▶ _Objective_: Starting at the line that holds "Transcribe the text in this document.", set down each line through the end of the listing, exactly as written and with nothing added.

▶ _Extracted records_:
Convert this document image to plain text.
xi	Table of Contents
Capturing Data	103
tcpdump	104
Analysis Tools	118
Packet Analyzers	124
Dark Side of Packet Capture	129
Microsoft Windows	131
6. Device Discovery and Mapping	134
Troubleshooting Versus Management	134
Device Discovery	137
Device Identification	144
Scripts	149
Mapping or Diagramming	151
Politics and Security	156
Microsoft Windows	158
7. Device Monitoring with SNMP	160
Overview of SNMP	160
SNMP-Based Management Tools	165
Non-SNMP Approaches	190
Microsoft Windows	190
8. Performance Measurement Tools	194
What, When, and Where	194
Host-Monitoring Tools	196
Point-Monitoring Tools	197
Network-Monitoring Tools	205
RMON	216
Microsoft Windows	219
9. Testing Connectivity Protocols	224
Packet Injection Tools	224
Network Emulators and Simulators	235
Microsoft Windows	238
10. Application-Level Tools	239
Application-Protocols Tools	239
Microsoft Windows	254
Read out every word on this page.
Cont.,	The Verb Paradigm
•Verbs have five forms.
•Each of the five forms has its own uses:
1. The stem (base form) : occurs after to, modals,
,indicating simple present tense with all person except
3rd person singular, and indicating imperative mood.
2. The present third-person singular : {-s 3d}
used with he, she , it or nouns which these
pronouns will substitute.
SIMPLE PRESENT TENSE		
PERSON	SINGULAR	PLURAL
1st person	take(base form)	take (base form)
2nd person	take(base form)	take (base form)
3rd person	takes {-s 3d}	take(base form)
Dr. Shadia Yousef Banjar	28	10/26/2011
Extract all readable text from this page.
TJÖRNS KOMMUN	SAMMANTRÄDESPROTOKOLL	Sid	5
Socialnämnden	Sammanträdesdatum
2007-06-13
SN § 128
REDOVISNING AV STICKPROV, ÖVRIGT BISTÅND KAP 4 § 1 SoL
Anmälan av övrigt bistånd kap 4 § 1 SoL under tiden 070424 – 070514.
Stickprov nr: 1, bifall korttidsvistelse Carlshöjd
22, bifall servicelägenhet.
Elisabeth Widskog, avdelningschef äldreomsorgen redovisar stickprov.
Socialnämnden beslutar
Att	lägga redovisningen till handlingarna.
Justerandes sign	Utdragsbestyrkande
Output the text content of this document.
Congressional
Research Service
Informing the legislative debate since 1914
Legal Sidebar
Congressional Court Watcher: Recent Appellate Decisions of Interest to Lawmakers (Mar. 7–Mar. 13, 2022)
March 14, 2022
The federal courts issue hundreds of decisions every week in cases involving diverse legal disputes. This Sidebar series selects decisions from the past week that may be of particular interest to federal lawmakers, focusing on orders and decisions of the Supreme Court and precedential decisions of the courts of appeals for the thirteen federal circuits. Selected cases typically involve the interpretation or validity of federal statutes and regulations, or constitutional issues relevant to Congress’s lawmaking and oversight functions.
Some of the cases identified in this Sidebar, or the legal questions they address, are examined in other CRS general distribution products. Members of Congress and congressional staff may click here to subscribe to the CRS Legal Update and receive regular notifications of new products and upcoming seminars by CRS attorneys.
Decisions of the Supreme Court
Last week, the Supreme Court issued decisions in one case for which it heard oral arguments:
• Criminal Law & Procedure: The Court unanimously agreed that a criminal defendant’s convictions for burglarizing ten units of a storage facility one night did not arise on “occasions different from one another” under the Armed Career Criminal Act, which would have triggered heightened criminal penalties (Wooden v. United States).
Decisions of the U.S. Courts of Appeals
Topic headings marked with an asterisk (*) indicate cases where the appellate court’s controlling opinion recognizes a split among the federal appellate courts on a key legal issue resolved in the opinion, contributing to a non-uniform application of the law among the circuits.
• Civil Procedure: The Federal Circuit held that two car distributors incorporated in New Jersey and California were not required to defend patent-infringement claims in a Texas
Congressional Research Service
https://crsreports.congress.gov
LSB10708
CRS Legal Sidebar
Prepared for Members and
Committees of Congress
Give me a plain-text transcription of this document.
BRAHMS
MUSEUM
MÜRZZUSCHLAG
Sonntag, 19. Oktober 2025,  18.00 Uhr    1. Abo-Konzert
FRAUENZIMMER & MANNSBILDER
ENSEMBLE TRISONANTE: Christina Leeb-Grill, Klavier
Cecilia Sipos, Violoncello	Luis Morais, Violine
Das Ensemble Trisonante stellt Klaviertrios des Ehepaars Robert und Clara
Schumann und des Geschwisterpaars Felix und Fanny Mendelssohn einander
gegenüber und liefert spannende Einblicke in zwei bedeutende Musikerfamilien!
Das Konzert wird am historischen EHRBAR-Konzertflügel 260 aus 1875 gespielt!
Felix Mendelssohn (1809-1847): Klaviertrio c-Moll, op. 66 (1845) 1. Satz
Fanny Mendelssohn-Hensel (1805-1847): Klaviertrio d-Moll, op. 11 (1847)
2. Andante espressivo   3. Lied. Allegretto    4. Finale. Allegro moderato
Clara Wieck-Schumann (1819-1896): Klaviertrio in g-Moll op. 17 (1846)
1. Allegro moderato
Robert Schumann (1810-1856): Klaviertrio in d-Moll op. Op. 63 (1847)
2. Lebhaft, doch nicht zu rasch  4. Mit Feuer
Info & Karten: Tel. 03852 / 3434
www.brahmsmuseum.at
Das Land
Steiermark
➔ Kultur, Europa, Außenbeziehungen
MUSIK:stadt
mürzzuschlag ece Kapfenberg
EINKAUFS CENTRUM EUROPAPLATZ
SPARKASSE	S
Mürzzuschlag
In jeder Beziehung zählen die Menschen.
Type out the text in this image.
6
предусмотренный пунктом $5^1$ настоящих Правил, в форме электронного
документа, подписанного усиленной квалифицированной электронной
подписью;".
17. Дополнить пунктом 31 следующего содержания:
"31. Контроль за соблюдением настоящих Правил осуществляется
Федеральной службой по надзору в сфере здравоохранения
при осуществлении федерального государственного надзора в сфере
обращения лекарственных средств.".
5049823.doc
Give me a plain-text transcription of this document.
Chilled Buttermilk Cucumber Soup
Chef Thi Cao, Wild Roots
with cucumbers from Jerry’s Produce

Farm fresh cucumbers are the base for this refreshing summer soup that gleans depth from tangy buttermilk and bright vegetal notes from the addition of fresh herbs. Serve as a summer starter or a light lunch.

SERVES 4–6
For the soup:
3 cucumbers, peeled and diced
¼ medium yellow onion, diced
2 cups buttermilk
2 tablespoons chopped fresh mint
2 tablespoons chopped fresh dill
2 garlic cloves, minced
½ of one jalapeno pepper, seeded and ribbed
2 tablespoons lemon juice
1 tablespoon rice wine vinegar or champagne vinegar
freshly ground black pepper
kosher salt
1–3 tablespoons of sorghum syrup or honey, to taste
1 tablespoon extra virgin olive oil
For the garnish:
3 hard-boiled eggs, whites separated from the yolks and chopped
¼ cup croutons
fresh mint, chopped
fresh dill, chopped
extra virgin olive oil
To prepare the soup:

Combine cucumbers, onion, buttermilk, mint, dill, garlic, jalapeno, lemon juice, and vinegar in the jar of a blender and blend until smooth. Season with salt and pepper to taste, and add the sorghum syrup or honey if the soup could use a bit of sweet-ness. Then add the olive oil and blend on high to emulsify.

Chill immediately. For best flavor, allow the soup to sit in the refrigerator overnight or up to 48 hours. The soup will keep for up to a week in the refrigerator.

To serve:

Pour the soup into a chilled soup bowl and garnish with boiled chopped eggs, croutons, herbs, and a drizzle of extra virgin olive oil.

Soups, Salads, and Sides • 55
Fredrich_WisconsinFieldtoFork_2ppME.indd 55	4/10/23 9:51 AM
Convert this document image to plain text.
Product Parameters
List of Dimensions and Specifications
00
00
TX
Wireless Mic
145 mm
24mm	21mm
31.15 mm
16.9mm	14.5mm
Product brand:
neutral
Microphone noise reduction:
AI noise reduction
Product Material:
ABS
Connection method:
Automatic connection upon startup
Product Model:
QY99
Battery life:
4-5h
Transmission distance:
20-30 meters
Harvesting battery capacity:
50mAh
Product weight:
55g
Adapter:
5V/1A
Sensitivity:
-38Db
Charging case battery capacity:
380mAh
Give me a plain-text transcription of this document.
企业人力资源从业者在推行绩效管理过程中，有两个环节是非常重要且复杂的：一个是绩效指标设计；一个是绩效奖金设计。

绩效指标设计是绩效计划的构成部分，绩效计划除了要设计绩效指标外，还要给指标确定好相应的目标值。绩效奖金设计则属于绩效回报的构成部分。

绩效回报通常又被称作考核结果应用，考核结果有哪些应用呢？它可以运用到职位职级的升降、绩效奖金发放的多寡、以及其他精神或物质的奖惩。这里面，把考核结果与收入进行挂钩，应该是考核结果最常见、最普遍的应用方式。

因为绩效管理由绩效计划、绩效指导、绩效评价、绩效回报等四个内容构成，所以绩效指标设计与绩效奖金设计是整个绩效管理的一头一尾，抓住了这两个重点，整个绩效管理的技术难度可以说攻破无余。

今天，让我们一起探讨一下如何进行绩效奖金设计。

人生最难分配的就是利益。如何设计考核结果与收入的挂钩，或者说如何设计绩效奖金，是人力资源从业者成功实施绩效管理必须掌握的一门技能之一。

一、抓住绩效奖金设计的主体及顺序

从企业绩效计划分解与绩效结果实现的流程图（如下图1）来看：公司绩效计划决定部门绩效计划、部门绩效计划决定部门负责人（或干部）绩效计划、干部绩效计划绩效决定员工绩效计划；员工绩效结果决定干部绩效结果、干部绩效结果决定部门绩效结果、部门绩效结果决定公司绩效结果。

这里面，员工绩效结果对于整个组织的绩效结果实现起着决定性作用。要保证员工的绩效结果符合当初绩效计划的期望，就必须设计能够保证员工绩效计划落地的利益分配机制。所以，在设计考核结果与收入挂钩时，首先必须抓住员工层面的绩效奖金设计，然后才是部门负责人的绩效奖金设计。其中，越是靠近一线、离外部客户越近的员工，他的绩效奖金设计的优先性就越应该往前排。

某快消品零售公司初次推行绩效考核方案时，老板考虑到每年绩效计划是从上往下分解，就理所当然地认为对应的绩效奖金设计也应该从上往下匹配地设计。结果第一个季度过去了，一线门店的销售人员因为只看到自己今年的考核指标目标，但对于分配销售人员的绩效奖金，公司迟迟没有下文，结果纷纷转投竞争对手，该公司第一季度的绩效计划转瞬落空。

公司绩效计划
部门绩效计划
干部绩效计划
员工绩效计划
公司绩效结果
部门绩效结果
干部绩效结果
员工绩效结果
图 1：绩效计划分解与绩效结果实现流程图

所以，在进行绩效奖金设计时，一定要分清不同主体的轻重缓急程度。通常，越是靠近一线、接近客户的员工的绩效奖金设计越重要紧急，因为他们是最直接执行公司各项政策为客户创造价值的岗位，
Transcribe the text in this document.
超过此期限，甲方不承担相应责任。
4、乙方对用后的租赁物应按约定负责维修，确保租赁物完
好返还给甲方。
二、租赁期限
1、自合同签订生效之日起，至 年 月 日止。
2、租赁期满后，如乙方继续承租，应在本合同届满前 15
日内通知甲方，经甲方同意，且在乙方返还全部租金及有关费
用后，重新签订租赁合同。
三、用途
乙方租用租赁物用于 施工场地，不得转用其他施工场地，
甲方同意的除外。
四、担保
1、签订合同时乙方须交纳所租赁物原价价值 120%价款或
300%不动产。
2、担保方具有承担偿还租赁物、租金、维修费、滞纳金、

▶ _Solution to this task_:
Transcribe the text in this document.
超过此期限，甲方不承担相应责任。
4、乙方对用后的租赁物应按约定负责维修，确保租赁物完
好返还给甲方。
二、租赁期限
1、自合同签订生效之日起，至 年 月 日止。
2、租赁期满后，如乙方继续承租，应在本合同届满前 15
日内通知甲方，经甲方同意，且在乙方返还全部租金及有关费
用后，重新签订租赁合同。
三、用途
乙方租用租赁物用于 施工场地，不得转用其他施工场地，
甲方同意的除外。
四、担保
1、签订合同时乙方须交纳所租赁物原价价值 120%价款或
300%不动产。
2、担保方具有承担偿还租赁物、租金、维修费、滞纳金、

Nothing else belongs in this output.